Check each line of the listing below for the string "cells", and copy the ones that have it.

RECORDS TO PROCESS -
__________

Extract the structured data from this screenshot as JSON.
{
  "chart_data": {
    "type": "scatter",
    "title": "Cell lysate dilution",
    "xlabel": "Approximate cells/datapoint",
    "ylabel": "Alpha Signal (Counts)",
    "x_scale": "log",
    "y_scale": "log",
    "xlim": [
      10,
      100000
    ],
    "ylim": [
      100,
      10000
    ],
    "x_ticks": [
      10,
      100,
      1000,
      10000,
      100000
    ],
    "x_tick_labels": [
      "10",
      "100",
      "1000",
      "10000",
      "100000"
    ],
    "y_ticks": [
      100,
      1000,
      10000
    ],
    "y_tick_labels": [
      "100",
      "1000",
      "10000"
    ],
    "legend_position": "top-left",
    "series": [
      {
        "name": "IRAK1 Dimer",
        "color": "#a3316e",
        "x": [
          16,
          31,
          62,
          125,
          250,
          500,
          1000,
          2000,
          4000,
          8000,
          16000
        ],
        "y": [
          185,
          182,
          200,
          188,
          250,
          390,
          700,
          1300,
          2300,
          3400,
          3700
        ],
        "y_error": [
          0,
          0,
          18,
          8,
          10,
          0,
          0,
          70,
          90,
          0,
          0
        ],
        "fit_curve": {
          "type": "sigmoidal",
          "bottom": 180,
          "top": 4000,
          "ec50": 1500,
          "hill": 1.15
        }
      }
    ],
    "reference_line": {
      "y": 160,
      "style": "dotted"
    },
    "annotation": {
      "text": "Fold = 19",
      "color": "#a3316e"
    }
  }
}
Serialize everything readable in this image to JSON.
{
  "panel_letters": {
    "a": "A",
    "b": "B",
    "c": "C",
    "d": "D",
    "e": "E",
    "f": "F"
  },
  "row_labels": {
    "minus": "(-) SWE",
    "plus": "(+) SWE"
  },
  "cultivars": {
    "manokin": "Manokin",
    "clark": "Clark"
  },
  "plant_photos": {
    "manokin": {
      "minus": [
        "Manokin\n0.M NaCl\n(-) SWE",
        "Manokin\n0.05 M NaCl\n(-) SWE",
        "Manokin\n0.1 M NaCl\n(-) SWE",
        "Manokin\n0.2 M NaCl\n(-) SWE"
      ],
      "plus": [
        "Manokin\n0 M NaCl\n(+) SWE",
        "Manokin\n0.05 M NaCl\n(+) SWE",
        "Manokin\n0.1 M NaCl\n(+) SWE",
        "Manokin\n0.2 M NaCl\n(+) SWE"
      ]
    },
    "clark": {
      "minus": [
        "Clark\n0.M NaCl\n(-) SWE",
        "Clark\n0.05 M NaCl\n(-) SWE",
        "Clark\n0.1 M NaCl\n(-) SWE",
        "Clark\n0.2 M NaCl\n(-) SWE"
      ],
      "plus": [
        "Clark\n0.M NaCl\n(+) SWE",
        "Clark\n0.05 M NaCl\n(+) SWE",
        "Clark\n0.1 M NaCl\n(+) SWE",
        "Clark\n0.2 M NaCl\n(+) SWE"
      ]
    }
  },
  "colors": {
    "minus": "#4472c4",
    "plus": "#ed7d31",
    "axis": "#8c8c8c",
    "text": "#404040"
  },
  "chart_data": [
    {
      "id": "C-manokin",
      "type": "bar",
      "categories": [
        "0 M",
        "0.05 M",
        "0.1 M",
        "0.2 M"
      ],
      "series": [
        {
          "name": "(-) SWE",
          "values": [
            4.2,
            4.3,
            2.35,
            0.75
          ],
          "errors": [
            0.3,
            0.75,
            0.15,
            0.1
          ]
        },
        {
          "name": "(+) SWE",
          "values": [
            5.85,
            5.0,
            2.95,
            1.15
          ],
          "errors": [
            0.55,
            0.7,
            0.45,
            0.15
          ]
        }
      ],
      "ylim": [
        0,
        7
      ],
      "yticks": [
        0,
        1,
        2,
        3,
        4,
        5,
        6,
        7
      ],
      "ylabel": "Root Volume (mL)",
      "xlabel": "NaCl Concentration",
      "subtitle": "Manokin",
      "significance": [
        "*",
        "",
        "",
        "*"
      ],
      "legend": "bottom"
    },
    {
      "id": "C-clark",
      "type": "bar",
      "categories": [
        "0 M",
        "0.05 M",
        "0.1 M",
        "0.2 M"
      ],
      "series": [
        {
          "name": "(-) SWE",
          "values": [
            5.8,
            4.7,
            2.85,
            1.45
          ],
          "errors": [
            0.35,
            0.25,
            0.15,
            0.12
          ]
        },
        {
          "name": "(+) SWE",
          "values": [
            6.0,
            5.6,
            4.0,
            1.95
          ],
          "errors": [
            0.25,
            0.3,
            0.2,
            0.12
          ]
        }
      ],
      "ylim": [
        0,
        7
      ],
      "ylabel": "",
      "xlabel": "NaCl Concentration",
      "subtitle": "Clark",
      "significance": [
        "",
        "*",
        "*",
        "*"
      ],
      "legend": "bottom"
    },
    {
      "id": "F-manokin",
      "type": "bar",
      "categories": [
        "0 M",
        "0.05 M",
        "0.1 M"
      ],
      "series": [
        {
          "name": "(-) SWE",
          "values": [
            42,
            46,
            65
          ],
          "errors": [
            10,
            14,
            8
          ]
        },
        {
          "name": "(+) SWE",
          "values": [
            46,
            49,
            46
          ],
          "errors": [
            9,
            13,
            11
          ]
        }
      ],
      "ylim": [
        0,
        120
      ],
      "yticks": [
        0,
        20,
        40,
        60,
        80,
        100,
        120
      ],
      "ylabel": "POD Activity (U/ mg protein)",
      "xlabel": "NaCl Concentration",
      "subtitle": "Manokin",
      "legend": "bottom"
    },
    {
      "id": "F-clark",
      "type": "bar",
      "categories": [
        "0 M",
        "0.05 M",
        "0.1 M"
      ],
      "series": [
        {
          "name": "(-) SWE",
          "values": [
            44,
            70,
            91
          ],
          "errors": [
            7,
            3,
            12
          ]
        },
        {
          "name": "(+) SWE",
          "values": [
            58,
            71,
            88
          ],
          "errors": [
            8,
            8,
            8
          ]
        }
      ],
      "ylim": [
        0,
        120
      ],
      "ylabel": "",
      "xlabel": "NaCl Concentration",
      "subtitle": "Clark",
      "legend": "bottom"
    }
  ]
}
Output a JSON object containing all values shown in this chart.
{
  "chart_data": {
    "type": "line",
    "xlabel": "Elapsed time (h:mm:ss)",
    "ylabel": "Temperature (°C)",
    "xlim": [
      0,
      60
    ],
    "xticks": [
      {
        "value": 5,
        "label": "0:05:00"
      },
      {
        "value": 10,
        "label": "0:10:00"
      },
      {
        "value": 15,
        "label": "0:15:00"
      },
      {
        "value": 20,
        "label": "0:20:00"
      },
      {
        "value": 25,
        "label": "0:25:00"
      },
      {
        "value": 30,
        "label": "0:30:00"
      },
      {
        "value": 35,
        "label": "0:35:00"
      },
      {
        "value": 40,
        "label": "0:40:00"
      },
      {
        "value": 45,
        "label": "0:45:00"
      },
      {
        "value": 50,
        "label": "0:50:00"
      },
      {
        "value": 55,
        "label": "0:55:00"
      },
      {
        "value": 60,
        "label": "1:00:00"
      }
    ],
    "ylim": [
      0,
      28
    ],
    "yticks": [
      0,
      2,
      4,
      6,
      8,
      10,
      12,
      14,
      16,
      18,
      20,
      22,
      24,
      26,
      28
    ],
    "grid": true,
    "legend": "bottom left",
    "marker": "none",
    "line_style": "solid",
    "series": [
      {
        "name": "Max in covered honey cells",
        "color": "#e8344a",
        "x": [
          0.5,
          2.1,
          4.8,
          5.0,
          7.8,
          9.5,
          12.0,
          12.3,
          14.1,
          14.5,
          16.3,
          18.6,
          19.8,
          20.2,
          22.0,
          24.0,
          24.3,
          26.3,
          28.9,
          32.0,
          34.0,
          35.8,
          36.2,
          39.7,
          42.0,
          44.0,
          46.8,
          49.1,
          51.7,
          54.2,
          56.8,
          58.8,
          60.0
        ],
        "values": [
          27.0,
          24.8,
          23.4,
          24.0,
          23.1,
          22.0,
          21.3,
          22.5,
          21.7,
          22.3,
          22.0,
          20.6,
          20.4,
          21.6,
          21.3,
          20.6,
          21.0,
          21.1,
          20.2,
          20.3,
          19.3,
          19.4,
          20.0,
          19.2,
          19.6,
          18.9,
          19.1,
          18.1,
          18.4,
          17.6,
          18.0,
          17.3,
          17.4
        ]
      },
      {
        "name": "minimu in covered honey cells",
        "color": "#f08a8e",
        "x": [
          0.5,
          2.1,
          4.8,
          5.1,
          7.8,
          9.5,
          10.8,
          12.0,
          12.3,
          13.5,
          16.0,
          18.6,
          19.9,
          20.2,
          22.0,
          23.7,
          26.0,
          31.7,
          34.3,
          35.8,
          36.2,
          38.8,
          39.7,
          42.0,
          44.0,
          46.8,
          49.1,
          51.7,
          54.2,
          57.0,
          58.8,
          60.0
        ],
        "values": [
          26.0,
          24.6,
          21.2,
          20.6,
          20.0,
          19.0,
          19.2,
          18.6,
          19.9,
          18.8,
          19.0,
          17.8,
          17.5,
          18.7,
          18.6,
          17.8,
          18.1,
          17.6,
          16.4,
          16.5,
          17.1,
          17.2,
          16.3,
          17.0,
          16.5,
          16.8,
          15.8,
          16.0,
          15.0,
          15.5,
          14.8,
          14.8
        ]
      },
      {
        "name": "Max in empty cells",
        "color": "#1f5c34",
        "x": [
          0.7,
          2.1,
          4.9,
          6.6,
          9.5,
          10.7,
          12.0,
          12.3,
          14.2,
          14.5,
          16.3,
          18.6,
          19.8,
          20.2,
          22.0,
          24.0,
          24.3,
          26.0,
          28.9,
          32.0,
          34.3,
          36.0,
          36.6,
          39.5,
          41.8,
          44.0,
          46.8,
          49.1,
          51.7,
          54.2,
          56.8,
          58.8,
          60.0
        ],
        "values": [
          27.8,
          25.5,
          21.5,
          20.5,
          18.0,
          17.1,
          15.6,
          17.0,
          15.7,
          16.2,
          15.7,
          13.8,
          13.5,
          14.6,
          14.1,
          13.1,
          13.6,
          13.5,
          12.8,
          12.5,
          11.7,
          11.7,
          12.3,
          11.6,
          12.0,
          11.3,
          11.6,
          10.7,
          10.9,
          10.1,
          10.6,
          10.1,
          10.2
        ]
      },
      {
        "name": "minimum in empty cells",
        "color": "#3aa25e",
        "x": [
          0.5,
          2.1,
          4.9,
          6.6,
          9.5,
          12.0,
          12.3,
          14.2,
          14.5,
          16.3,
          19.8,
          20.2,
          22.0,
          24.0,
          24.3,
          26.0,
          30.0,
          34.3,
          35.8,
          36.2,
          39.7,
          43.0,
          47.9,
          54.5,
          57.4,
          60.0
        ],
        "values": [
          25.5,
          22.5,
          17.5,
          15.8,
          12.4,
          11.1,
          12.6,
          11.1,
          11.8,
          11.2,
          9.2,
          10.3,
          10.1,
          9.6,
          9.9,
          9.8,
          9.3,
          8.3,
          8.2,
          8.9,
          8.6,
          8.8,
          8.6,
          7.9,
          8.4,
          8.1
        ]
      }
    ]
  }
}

__________

EXERCISE RESPONSE -
    "xlabel": "Approximate cells/datapoint",
        "name": "Max in covered honey cells",
        "name": "minimu in covered honey cells",
        "name": "Max in empty cells",
        "name": "minimum in empty cells",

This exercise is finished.